- [STORED DATA]:
- - - - -

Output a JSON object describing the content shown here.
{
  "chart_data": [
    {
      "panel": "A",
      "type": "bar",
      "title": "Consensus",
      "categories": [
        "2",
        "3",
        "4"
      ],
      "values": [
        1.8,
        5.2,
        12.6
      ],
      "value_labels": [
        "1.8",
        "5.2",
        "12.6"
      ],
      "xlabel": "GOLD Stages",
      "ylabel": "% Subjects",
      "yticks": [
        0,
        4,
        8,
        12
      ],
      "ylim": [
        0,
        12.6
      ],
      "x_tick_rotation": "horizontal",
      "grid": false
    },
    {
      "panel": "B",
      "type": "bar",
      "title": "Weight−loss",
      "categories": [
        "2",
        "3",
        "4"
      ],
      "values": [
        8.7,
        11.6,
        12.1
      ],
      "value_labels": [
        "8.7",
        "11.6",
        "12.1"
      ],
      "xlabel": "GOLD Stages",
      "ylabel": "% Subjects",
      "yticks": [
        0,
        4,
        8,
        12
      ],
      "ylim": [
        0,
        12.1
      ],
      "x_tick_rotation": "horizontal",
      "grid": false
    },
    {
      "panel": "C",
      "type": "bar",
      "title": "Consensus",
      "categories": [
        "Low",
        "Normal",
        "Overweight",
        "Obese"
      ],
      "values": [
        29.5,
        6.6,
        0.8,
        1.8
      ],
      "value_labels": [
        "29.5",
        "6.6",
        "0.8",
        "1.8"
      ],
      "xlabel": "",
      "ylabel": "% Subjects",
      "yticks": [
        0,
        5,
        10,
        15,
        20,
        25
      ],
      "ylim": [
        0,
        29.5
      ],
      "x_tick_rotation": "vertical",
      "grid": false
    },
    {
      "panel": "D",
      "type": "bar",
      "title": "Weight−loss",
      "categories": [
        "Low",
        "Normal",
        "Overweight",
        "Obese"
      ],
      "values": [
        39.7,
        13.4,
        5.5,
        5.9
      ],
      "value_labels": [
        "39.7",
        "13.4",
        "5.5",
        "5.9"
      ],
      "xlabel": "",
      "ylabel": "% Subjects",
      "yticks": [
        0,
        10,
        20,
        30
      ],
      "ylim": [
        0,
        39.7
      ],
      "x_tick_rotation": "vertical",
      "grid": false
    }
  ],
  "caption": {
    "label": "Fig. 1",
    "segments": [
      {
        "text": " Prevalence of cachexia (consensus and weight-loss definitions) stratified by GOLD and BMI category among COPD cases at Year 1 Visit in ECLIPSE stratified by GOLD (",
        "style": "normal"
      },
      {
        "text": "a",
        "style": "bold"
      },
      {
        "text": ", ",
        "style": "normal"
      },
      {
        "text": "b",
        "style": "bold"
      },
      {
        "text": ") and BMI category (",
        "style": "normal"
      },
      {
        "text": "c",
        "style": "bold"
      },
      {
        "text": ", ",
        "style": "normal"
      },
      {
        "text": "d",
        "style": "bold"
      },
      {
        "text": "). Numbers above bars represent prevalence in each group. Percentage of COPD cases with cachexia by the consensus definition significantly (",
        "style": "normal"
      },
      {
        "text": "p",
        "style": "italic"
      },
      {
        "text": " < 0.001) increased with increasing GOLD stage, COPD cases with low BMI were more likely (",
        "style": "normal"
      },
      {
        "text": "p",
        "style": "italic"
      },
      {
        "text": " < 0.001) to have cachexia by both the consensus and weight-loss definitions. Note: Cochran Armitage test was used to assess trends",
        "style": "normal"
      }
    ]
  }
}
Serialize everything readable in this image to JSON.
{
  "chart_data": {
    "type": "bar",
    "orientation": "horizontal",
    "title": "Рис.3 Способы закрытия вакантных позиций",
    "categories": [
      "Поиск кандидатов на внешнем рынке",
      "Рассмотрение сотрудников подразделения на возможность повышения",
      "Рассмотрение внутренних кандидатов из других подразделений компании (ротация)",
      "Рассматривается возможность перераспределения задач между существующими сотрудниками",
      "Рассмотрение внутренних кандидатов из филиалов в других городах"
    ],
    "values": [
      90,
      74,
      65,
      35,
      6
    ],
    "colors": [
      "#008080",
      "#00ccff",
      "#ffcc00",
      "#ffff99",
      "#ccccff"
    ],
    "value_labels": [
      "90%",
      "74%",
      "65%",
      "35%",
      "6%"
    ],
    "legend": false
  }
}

- - - - -

- [WRITTEN PROBLEM]: Each line above must be reproduced exactly as it stands.

- [FULL OUTPUT]:
Output a JSON object describing the content shown here.
{
  "chart_data": [
    {
      "panel": "A",
      "type": "bar",
      "title": "Consensus",
      "categories": [
        "2",
        "3",
        "4"
      ],
      "values": [
        1.8,
        5.2,
        12.6
      ],
      "value_labels": [
        "1.8",
        "5.2",
        "12.6"
      ],
      "xlabel": "GOLD Stages",
      "ylabel": "% Subjects",
      "yticks": [
        0,
        4,
        8,
        12
      ],
      "ylim": [
        0,
        12.6
      ],
      "x_tick_rotation": "horizontal",
      "grid": false
    },
    {
      "panel": "B",
      "type": "bar",
      "title": "Weight−loss",
      "categories": [
        "2",
        "3",
        "4"
      ],
      "values": [
        8.7,
        11.6,
        12.1
      ],
      "value_labels": [
        "8.7",
        "11.6",
        "12.1"
      ],
      "xlabel": "GOLD Stages",
      "ylabel": "% Subjects",
      "yticks": [
        0,
        4,
        8,
        12
      ],
      "ylim": [
        0,
        12.1
      ],
      "x_tick_rotation": "horizontal",
      "grid": false
    },
    {
      "panel": "C",
      "type": "bar",
      "title": "Consensus",
      "categories": [
        "Low",
        "Normal",
        "Overweight",
        "Obese"
      ],
      "values": [
        29.5,
        6.6,
        0.8,
        1.8
      ],
      "value_labels": [
        "29.5",
        "6.6",
        "0.8",
        "1.8"
      ],
      "xlabel": "",
      "ylabel": "% Subjects",
      "yticks": [
        0,
        5,
        10,
        15,
        20,
        25
      ],
      "ylim": [
        0,
        29.5
      ],
      "x_tick_rotation": "vertical",
      "grid": false
    },
    {
      "panel": "D",
      "type": "bar",
      "title": "Weight−loss",
      "categories": [
        "Low",
        "Normal",
        "Overweight",
        "Obese"
      ],
      "values": [
        39.7,
        13.4,
        5.5,
        5.9
      ],
      "value_labels": [
        "39.7",
        "13.4",
        "5.5",
        "5.9"
      ],
      "xlabel": "",
      "ylabel": "% Subjects",
      "yticks": [
        0,
        10,
        20,
        30
      ],
      "ylim": [
        0,
        39.7
      ],
      "x_tick_rotation": "vertical",
      "grid": false
    }
  ],
  "caption": {
    "label": "Fig. 1",
    "segments": [
      {
        "text": " Prevalence of cachexia (consensus and weight-loss definitions) stratified by GOLD and BMI category among COPD cases at Year 1 Visit in ECLIPSE stratified by GOLD (",
        "style": "normal"
      },
      {
        "text": "a",
        "style": "bold"
      },
      {
        "text": ", ",
        "style": "normal"
      },
      {
        "text": "b",
        "style": "bold"
      },
      {
        "text": ") and BMI category (",
        "style": "normal"
      },
      {
        "text": "c",
        "style": "bold"
      },
      {
        "text": ", ",
        "style": "normal"
      },
      {
        "text": "d",
        "style": "bold"
      },
      {
        "text": "). Numbers above bars represent prevalence in each group. Percentage of COPD cases with cachexia by the consensus definition significantly (",
        "style": "normal"
      },
      {
        "text": "p",
        "style": "italic"
      },
      {
        "text": " < 0.001) increased with increasing GOLD stage, COPD cases with low BMI were more likely (",
        "style": "normal"
      },
      {
        "text": "p",
        "style": "italic"
      },
      {
        "text": " < 0.001) to have cachexia by both the consensus and weight-loss definitions. Note: Cochran Armitage test was used to assess trends",
        "style": "normal"
      }
    ]
  }
}
Serialize everything readable in this image to JSON.
{
  "chart_data": {
    "type": "bar",
    "orientation": "horizontal",
    "title": "Рис.3 Способы закрытия вакантных позиций",
    "categories": [
      "Поиск кандидатов на внешнем рынке",
      "Рассмотрение сотрудников подразделения на возможность повышения",
      "Рассмотрение внутренних кандидатов из других подразделений компании (ротация)",
      "Рассматривается возможность перераспределения задач между существующими сотрудниками",
      "Рассмотрение внутренних кандидатов из филиалов в других городах"
    ],
    "values": [
      90,
      74,
      65,
      35,
      6
    ],
    "colors": [
      "#008080",
      "#00ccff",
      "#ffcc00",
      "#ffff99",
      "#ccccff"
    ],
    "value_labels": [
      "90%",
      "74%",
      "65%",
      "35%",
      "6%"
    ],
    "legend": false
  }
}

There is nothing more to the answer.